INFORMATION GIVEN:
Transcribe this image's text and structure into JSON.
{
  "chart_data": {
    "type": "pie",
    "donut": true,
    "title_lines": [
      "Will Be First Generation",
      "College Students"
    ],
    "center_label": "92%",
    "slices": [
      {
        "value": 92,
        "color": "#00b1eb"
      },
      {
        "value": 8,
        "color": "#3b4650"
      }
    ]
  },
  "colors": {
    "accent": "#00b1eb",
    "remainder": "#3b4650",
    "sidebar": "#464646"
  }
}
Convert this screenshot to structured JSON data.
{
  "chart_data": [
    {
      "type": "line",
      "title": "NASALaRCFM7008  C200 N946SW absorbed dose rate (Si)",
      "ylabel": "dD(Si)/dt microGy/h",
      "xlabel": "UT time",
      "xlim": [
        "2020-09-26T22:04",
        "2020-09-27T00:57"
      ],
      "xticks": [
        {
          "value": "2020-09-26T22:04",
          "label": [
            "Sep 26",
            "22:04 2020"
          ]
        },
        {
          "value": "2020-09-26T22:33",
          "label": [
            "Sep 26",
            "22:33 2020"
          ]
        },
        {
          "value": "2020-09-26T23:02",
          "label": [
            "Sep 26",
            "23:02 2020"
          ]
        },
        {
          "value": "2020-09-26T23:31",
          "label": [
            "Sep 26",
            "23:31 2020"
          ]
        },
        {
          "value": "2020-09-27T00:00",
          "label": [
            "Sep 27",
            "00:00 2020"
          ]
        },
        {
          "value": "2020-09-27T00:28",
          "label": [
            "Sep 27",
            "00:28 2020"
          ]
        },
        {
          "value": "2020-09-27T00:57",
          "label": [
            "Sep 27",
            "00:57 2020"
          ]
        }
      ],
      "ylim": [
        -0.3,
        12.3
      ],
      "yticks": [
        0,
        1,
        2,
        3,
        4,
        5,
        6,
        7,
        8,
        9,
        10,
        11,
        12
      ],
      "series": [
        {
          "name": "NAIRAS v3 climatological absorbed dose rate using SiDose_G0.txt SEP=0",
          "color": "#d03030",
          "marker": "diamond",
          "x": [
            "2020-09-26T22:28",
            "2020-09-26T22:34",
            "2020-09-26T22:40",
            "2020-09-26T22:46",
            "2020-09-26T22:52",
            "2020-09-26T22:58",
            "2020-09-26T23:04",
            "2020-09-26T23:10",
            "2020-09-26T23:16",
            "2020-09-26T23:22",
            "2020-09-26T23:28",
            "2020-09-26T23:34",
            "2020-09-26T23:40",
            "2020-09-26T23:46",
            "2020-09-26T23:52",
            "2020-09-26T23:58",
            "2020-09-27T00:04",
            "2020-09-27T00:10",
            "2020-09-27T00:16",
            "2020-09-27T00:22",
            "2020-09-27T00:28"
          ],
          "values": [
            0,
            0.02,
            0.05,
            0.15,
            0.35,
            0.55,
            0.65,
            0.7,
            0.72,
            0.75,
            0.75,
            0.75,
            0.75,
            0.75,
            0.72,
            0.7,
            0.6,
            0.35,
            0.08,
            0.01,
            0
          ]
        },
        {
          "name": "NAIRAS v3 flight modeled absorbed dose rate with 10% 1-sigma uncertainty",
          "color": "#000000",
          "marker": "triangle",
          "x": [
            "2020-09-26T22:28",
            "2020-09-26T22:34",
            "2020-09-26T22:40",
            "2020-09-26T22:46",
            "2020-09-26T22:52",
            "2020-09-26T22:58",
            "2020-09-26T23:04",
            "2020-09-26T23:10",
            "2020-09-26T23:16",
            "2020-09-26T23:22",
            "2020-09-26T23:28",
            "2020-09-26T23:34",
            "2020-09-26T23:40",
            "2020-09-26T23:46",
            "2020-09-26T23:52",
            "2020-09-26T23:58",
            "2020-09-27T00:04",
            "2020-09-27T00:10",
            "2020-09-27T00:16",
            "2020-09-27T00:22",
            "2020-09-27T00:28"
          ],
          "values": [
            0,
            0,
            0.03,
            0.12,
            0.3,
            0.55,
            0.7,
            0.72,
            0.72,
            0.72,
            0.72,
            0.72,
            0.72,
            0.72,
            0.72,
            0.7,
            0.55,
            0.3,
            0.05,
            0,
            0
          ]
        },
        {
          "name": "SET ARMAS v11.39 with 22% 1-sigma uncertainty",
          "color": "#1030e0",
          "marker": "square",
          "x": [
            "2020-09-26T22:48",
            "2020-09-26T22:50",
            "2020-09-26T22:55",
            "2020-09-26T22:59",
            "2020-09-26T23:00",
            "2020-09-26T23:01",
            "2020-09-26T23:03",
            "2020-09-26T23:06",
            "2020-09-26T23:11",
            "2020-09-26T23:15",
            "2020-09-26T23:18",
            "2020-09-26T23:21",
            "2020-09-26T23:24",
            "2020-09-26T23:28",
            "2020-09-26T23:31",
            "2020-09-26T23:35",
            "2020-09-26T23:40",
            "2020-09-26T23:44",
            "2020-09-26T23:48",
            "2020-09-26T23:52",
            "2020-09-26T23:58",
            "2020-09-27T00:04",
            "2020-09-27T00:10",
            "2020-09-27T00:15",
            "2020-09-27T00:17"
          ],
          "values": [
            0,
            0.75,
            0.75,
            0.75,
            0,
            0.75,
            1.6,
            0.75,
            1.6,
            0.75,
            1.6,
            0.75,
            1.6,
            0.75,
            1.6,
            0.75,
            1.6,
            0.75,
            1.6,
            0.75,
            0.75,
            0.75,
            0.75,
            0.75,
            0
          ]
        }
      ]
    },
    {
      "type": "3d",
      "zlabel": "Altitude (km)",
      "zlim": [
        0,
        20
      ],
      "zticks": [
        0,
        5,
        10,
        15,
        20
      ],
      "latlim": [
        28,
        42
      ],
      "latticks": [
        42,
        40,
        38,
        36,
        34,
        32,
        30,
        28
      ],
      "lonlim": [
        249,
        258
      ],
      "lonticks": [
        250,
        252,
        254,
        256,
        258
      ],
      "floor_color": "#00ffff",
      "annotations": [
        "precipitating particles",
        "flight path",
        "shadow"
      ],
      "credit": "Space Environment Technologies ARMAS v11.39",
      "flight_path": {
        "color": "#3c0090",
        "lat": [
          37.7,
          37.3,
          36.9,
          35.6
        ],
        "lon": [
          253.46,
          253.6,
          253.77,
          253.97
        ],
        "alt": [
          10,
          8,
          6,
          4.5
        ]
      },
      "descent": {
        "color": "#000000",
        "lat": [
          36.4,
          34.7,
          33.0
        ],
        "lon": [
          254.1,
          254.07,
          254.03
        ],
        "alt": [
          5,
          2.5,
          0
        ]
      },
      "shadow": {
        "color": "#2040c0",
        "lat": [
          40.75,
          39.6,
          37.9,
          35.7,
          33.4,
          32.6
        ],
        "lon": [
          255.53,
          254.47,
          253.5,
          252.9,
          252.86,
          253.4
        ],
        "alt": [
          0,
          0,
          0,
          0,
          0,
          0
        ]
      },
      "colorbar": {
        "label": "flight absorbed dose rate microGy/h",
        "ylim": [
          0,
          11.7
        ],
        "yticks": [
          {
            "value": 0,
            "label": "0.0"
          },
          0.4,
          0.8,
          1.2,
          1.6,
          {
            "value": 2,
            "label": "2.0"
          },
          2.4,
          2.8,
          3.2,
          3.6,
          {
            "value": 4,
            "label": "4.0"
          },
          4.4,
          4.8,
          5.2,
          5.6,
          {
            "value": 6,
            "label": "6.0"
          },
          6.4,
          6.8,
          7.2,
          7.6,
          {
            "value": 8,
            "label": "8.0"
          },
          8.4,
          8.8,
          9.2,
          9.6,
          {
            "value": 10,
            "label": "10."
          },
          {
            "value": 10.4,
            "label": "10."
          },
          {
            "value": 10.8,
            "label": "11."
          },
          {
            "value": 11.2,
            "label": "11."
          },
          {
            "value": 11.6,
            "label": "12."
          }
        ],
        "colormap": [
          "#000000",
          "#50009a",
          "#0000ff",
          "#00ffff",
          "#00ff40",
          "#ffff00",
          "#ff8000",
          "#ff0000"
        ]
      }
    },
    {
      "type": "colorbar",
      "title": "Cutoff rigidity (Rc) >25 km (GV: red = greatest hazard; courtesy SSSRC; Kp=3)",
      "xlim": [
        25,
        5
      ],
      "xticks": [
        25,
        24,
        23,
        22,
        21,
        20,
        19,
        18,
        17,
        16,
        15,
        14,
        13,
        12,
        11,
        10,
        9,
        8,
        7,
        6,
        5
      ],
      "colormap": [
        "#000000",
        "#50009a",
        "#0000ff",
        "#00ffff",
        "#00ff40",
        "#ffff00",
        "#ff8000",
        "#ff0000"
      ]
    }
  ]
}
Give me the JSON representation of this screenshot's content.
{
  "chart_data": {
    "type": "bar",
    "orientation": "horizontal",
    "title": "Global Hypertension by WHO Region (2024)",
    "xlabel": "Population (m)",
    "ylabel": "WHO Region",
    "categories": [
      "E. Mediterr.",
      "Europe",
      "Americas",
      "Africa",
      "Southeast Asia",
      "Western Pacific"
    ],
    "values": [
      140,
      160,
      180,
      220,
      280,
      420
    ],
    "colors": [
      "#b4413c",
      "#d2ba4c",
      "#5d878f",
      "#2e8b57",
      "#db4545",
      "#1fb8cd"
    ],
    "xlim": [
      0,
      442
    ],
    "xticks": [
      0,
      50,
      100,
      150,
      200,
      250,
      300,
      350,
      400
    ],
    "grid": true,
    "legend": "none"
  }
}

YOUR OBJECTIVE:
Give again, word for word, every line from the one holding "Give me the" to the end of the data.

IN RESPONSE:
Give me the JSON representation of this screenshot's content.
{
  "chart_data": {
    "type": "bar",
    "orientation": "horizontal",
    "title": "Global Hypertension by WHO Region (2024)",
    "xlabel": "Population (m)",
    "ylabel": "WHO Region",
    "categories": [
      "E. Mediterr.",
      "Europe",
      "Americas",
      "Africa",
      "Southeast Asia",
      "Western Pacific"
    ],
    "values": [
      140,
      160,
      180,
      220,
      280,
      420
    ],
    "colors": [
      "#b4413c",
      "#d2ba4c",
      "#5d878f",
      "#2e8b57",
      "#db4545",
      "#1fb8cd"
    ],
    "xlim": [
      0,
      442
    ],
    "xticks": [
      0,
      50,
      100,
      150,
      200,
      250,
      300,
      350,
      400
    ],
    "grid": true,
    "legend": "none"
  }
}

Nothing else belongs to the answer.